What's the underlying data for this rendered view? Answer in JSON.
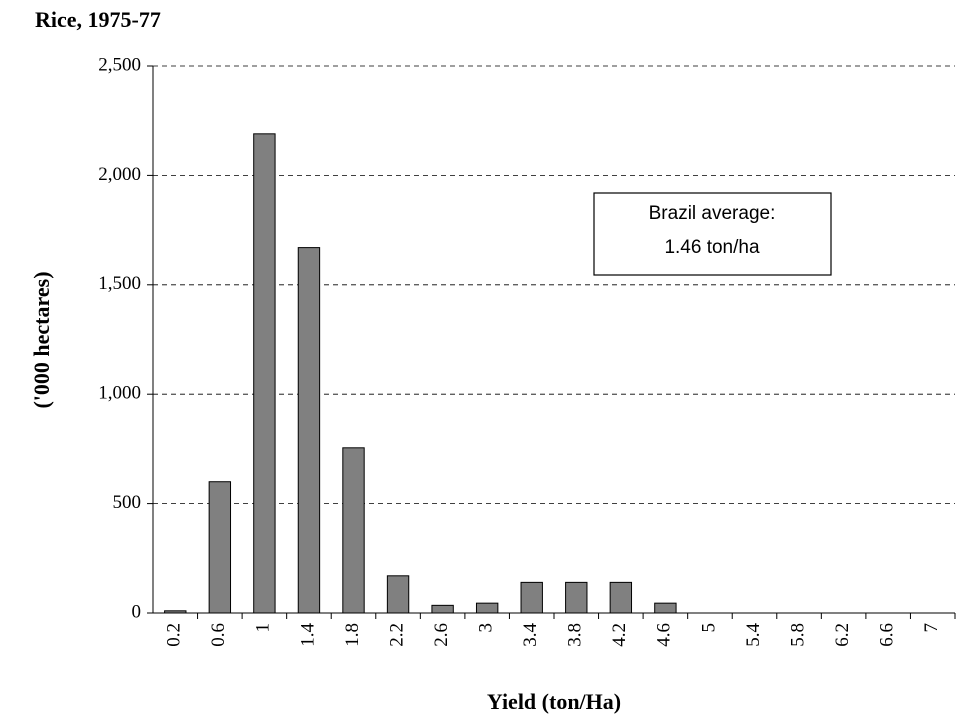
{
  "chart_data": {
    "type": "bar",
    "title": "Rice, 1975-77",
    "x_label": "Yield (ton/Ha)",
    "y_label": "('000 hectares)",
    "annotation": [
      "Brazil average:",
      "1.46 ton/ha"
    ],
    "categories": [
      "0.2",
      "0.6",
      "1",
      "1.4",
      "1.8",
      "2.2",
      "2.6",
      "3",
      "3.4",
      "3.8",
      "4.2",
      "4.6",
      "5",
      "5.4",
      "5.8",
      "6.2",
      "6.6",
      "7"
    ],
    "values": [
      10,
      600,
      2190,
      1670,
      755,
      170,
      35,
      45,
      140,
      140,
      140,
      45,
      0,
      0,
      0,
      0,
      0,
      0
    ],
    "color": "#808080",
    "ylim": [
      0,
      2500
    ],
    "yticks": [
      0,
      500,
      {
        "value": 1000,
        "label": "1,000"
      },
      {
        "value": 1500,
        "label": "1,500"
      },
      {
        "value": 2000,
        "label": "2,000"
      },
      {
        "value": 2500,
        "label": "2,500"
      }
    ],
    "grid": true
  }
}
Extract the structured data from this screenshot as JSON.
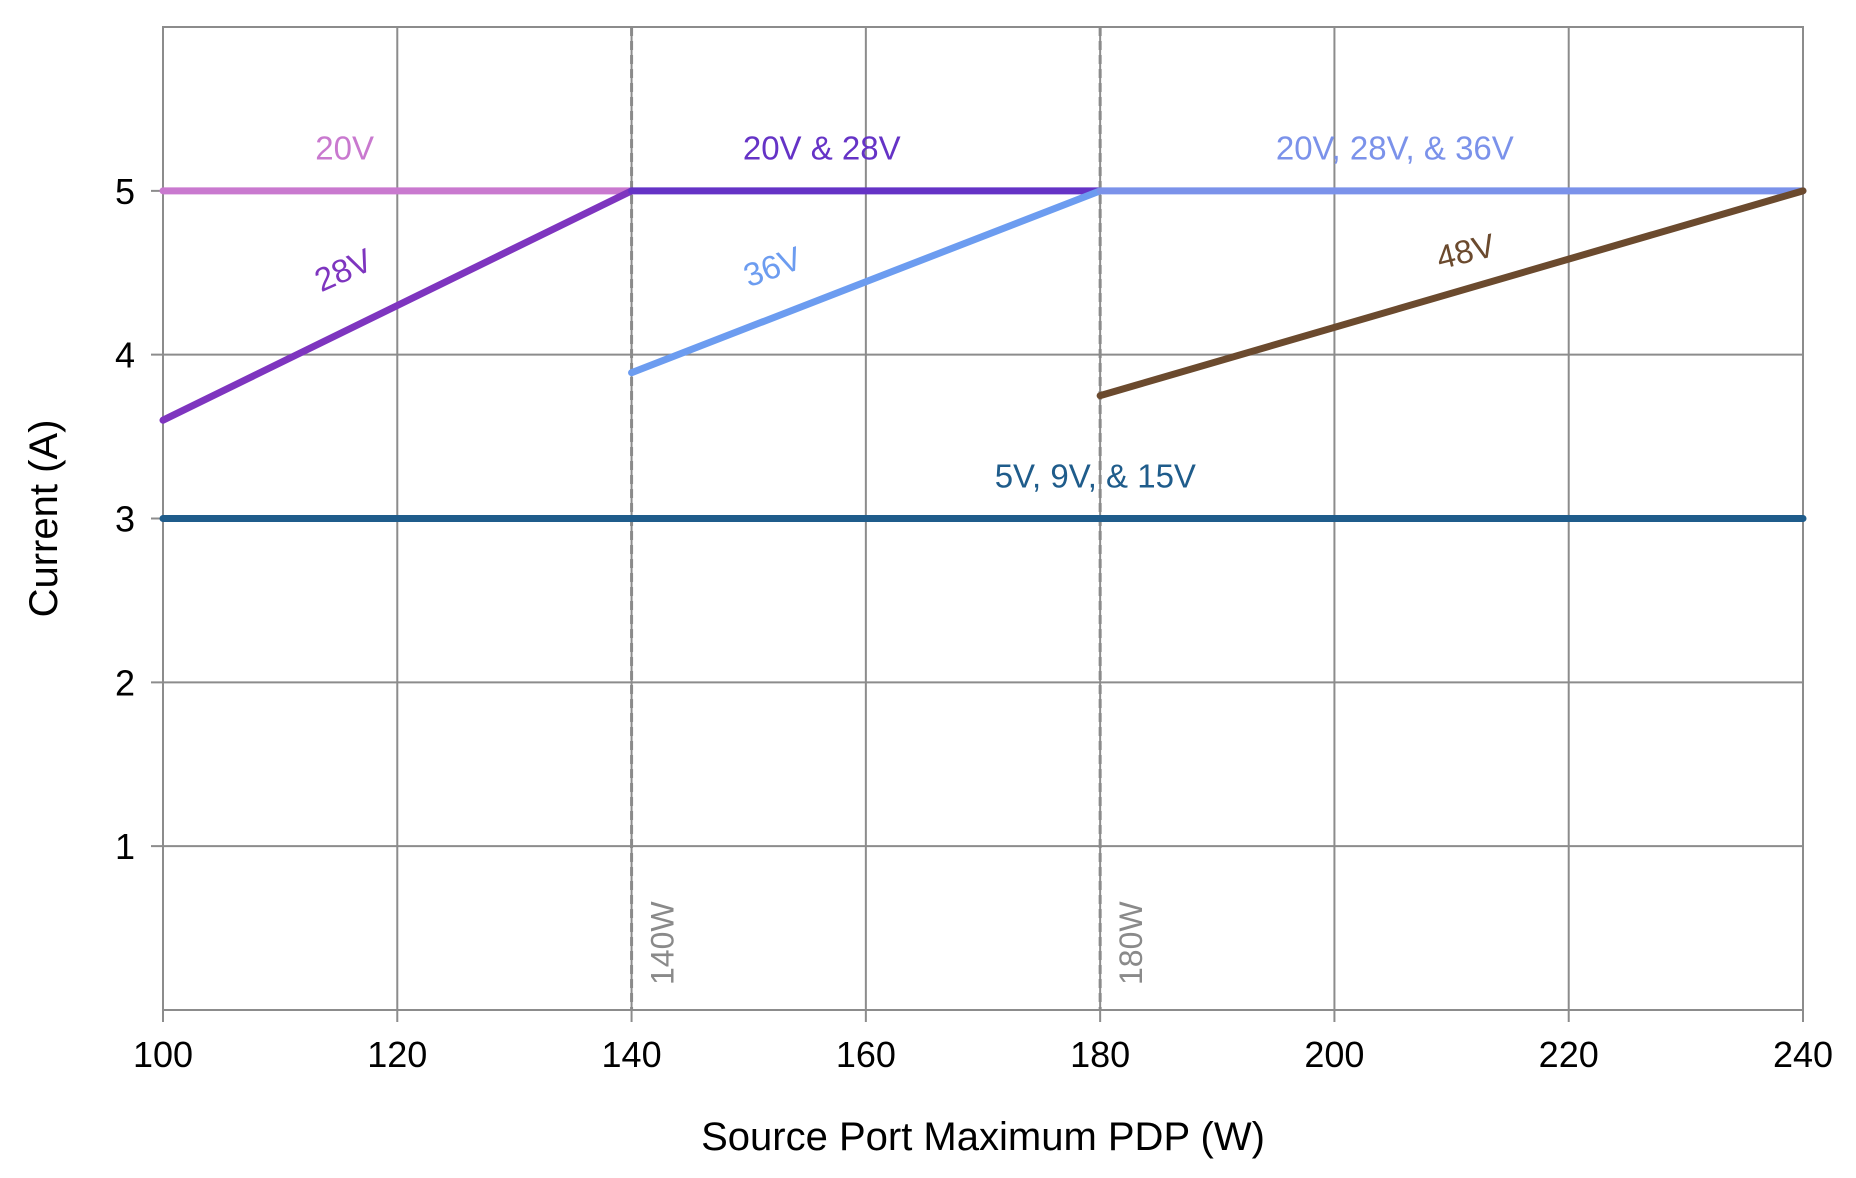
{
  "chart_data": {
    "type": "line",
    "title": "",
    "xlabel": "Source Port Maximum PDP (W)",
    "ylabel": "Current (A)",
    "xlim": [
      100,
      240
    ],
    "ylim": [
      0,
      6
    ],
    "x_ticks": [
      100,
      120,
      140,
      160,
      180,
      200,
      220,
      240
    ],
    "y_ticks": [
      1,
      2,
      3,
      4,
      5
    ],
    "grid": true,
    "legend": "none",
    "series": [
      {
        "name": "20V",
        "color": "#c979cf",
        "points": [
          [
            100,
            5
          ],
          [
            140,
            5
          ]
        ],
        "label_at": [
          113,
          5.19
        ],
        "label_angle": 0
      },
      {
        "name": "28V",
        "color": "#7e35bf",
        "points": [
          [
            100,
            3.6
          ],
          [
            140,
            5
          ]
        ],
        "label_at": [
          113.5,
          4.38
        ],
        "label_angle": -24
      },
      {
        "name": "20V & 28V",
        "color": "#6533c6",
        "points": [
          [
            140,
            5
          ],
          [
            180,
            5
          ]
        ],
        "label_at": [
          149.5,
          5.19
        ],
        "label_angle": 0
      },
      {
        "name": "36V",
        "color": "#6c9cf0",
        "points": [
          [
            140,
            3.89
          ],
          [
            180,
            5
          ]
        ],
        "label_at": [
          150,
          4.41
        ],
        "label_angle": -20
      },
      {
        "name": "20V, 28V, & 36V",
        "color": "#7b92ea",
        "points": [
          [
            180,
            5
          ],
          [
            240,
            5
          ]
        ],
        "label_at": [
          195,
          5.19
        ],
        "label_angle": 0
      },
      {
        "name": "48V",
        "color": "#6b4a2e",
        "points": [
          [
            180,
            3.75
          ],
          [
            240,
            5
          ]
        ],
        "label_at": [
          209,
          4.52
        ],
        "label_angle": -14
      },
      {
        "name": "5V, 9V, & 15V",
        "color": "#1f5c8b",
        "points": [
          [
            100,
            3
          ],
          [
            240,
            3
          ]
        ],
        "label_at": [
          171,
          3.19
        ],
        "label_angle": 0
      }
    ],
    "reference_lines": [
      {
        "x": 140,
        "label": "140W",
        "color": "#8a8a8a"
      },
      {
        "x": 180,
        "label": "180W",
        "color": "#8a8a8a"
      }
    ]
  }
}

------------------------------

> [EXERCISE DIRECTIONS]:
Nothing in the entries should change as you copy them, except that the pictures are left out.

> [EXERCISE RESPONSE]:
What's the underlying data for this rendered view? Answer in JSON.
{
  "chart_data": {
    "type": "bar",
    "title": "Rice, 1975-77",
    "x_label": "Yield (ton/Ha)",
    "y_label": "('000 hectares)",
    "annotation": [
      "Brazil average:",
      "1.46 ton/ha"
    ],
    "categories": [
      "0.2",
      "0.6",
      "1",
      "1.4",
      "1.8",
      "2.2",
      "2.6",
      "3",
      "3.4",
      "3.8",
      "4.2",
      "4.6",
      "5",
      "5.4",
      "5.8",
      "6.2",
      "6.6",
      "7"
    ],
    "values": [
      10,
      600,
      2190,
      1670,
      755,
      170,
      35,
      45,
      140,
      140,
      140,
      45,
      0,
      0,
      0,
      0,
      0,
      0
    ],
    "color": "#808080",
    "ylim": [
      0,
      2500
    ],
    "yticks": [
      0,
      500,
      {
        "value": 1000,
        "label": "1,000"
      },
      {
        "value": 1500,
        "label": "1,500"
      },
      {
        "value": 2000,
        "label": "2,000"
      },
      {
        "value": 2500,
        "label": "2,500"
      }
    ],
    "grid": true
  }
}
Extract the structured data from this screenshot as JSON.
{
  "chart_data": {
    "type": "line",
    "title": "",
    "xlabel": "Source Port Maximum PDP (W)",
    "ylabel": "Current (A)",
    "xlim": [
      100,
      240
    ],
    "ylim": [
      0,
      6
    ],
    "x_ticks": [
      100,
      120,
      140,
      160,
      180,
      200,
      220,
      240
    ],
    "y_ticks": [
      1,
      2,
      3,
      4,
      5
    ],
    "grid": true,
    "legend": "none",
    "series": [
      {
        "name": "20V",
        "color": "#c979cf",
        "points": [
          [
            100,
            5
          ],
          [
            140,
            5
          ]
        ],
        "label_at": [
          113,
          5.19
        ],
        "label_angle": 0
      },
      {
        "name": "28V",
        "color": "#7e35bf",
        "points": [
          [
            100,
            3.6
          ],
          [
            140,
            5
          ]
        ],
        "label_at": [
          113.5,
          4.38
        ],
        "label_angle": -24
      },
      {
        "name": "20V & 28V",
        "color": "#6533c6",
        "points": [
          [
            140,
            5
          ],
          [
            180,
            5
          ]
        ],
        "label_at": [
          149.5,
          5.19
        ],
        "label_angle": 0
      },
      {
        "name": "36V",
        "color": "#6c9cf0",
        "points": [
          [
            140,
            3.89
          ],
          [
            180,
            5
          ]
        ],
        "label_at": [
          150,
          4.41
        ],
        "label_angle": -20
      },
      {
        "name": "20V, 28V, & 36V",
        "color": "#7b92ea",
        "points": [
          [
            180,
            5
          ],
          [
            240,
            5
          ]
        ],
        "label_at": [
          195,
          5.19
        ],
        "label_angle": 0
      },
      {
        "name": "48V",
        "color": "#6b4a2e",
        "points": [
          [
            180,
            3.75
          ],
          [
            240,
            5
          ]
        ],
        "label_at": [
          209,
          4.52
        ],
        "label_angle": -14
      },
      {
        "name": "5V, 9V, & 15V",
        "color": "#1f5c8b",
        "points": [
          [
            100,
            3
          ],
          [
            240,
            3
          ]
        ],
        "label_at": [
          171,
          3.19
        ],
        "label_angle": 0
      }
    ],
    "reference_lines": [
      {
        "x": 140,
        "label": "140W",
        "color": "#8a8a8a"
      },
      {
        "x": 180,
        "label": "180W",
        "color": "#8a8a8a"
      }
    ]
  }
}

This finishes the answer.